(SET PROBLEM) Go through the data below. Pull out every line that has the word "Einbaustrahler".
* * *
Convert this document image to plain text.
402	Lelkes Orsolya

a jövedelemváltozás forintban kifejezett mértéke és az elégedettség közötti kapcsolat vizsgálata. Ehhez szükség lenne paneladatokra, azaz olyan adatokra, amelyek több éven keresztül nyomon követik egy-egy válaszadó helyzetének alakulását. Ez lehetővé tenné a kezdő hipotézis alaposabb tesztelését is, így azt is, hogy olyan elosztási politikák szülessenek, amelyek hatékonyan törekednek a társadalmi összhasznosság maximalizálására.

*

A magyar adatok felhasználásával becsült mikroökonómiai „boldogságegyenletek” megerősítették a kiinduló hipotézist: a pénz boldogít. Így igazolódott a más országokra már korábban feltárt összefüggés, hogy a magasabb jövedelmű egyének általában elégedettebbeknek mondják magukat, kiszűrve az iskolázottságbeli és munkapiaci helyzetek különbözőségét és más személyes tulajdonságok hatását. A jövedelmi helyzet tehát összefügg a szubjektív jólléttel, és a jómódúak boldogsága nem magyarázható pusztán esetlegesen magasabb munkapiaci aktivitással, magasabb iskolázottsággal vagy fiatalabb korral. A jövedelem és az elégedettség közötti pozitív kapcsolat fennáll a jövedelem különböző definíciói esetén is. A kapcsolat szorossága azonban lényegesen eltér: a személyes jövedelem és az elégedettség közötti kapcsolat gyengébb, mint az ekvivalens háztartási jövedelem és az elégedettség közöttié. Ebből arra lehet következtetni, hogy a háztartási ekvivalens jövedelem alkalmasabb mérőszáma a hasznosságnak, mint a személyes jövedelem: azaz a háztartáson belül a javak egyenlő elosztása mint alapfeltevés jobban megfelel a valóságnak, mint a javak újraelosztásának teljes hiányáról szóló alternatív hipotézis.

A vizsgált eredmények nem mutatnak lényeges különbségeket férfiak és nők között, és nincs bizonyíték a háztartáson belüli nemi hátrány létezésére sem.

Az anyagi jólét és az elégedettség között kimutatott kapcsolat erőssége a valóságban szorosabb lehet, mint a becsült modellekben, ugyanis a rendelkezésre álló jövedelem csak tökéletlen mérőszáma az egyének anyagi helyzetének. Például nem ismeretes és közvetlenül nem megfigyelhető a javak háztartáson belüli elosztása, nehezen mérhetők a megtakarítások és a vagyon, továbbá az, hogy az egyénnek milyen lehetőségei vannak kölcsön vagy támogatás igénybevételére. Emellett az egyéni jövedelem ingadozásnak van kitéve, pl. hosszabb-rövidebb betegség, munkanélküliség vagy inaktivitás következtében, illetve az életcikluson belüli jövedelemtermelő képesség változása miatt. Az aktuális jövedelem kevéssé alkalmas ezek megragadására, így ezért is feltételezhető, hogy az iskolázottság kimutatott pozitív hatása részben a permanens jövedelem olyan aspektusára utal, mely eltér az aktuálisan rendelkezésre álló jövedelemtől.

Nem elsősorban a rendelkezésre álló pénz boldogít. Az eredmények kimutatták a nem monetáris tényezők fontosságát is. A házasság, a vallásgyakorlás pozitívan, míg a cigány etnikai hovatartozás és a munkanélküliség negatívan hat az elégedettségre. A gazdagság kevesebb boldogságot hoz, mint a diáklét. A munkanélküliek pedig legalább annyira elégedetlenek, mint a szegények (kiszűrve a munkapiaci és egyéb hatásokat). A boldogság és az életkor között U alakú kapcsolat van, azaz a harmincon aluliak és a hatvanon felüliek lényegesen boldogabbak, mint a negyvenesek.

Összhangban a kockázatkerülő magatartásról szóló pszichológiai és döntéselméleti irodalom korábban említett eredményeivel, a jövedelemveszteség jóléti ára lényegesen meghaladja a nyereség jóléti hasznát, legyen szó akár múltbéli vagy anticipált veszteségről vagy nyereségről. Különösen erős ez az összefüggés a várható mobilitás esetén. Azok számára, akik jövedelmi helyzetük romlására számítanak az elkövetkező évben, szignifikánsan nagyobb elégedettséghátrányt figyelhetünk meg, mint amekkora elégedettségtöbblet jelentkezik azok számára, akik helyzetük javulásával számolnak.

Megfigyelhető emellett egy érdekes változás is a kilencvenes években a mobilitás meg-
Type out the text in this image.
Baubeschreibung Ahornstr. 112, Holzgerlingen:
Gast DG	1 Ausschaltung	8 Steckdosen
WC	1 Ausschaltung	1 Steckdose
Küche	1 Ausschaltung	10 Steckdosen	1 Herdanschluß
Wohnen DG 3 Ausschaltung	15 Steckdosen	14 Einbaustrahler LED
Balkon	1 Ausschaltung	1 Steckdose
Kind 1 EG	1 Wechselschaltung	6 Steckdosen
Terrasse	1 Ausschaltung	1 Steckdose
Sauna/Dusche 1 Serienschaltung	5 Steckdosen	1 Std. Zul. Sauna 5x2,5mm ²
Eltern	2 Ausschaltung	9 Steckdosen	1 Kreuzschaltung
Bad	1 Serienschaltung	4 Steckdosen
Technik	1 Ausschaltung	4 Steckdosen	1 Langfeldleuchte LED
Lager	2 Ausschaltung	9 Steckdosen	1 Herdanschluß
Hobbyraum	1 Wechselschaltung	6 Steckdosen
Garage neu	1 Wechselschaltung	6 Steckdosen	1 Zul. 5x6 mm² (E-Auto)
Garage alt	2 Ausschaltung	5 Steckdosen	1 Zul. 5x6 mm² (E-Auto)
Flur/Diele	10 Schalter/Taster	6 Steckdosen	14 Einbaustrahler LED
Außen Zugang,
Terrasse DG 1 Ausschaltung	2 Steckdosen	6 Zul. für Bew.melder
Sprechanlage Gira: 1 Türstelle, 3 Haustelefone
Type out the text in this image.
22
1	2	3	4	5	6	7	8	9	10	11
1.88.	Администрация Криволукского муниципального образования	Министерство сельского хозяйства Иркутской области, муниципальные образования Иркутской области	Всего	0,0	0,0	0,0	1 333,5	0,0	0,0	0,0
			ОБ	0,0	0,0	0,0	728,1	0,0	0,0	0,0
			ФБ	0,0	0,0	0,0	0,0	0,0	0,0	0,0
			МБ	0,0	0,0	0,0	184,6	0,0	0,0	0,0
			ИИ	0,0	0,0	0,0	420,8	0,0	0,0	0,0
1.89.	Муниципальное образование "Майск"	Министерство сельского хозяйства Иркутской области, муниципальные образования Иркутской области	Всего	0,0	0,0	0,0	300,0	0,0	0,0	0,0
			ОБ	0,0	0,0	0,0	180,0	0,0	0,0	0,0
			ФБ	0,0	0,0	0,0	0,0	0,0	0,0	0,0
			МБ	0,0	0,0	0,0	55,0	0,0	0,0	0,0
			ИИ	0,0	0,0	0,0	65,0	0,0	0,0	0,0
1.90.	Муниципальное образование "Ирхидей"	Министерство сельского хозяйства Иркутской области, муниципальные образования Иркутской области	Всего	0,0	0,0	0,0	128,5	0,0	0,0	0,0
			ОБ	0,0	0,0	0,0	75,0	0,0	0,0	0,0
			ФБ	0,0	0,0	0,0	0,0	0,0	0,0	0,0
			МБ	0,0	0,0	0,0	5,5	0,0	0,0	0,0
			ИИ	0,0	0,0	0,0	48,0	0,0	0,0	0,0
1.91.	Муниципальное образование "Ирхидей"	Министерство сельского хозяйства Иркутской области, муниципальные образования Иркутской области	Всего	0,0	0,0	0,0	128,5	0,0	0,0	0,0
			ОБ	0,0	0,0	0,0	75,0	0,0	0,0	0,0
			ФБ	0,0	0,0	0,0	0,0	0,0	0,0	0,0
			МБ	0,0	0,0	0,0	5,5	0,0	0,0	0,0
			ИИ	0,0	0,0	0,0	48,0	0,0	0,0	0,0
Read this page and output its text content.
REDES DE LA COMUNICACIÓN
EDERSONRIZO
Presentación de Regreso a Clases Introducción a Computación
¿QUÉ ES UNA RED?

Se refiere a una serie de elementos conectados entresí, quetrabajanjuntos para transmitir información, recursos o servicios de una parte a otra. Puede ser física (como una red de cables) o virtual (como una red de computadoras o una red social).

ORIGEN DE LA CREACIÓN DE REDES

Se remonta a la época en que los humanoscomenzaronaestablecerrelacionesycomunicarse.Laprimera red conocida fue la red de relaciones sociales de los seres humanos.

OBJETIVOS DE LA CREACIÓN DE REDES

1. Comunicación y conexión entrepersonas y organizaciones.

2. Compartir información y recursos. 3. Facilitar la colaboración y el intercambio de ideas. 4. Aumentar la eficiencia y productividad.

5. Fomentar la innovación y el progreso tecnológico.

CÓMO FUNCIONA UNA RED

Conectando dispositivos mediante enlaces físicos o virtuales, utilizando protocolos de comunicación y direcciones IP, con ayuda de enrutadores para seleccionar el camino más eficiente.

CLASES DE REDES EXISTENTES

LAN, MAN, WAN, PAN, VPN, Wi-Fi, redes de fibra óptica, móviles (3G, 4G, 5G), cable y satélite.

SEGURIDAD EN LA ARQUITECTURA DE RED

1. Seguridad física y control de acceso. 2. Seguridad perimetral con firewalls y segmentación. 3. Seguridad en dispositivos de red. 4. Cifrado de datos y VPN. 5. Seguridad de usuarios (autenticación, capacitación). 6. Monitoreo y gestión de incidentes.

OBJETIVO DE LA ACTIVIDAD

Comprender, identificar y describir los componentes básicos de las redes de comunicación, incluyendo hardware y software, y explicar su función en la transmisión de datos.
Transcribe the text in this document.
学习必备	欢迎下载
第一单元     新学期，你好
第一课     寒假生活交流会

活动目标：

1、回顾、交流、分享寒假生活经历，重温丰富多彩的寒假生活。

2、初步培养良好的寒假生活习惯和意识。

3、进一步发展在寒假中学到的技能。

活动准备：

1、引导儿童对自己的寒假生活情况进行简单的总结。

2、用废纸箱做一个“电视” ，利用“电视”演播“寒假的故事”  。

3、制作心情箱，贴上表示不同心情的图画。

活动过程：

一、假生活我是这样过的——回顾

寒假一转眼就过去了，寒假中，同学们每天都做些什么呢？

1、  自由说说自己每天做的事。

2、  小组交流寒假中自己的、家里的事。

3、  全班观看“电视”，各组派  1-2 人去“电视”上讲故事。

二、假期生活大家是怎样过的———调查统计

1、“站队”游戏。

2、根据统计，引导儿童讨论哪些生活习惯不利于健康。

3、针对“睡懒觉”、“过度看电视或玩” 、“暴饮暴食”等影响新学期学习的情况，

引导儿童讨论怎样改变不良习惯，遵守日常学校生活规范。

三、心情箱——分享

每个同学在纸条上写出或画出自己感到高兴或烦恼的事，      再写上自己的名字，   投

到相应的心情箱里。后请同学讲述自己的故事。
* * *
(THE RESULT)
Wohnen DG 3 Ausschaltung	15 Steckdosen	14 Einbaustrahler LED
Flur/Diele	10 Schalter/Taster	6 Steckdosen	14 Einbaustrahler LED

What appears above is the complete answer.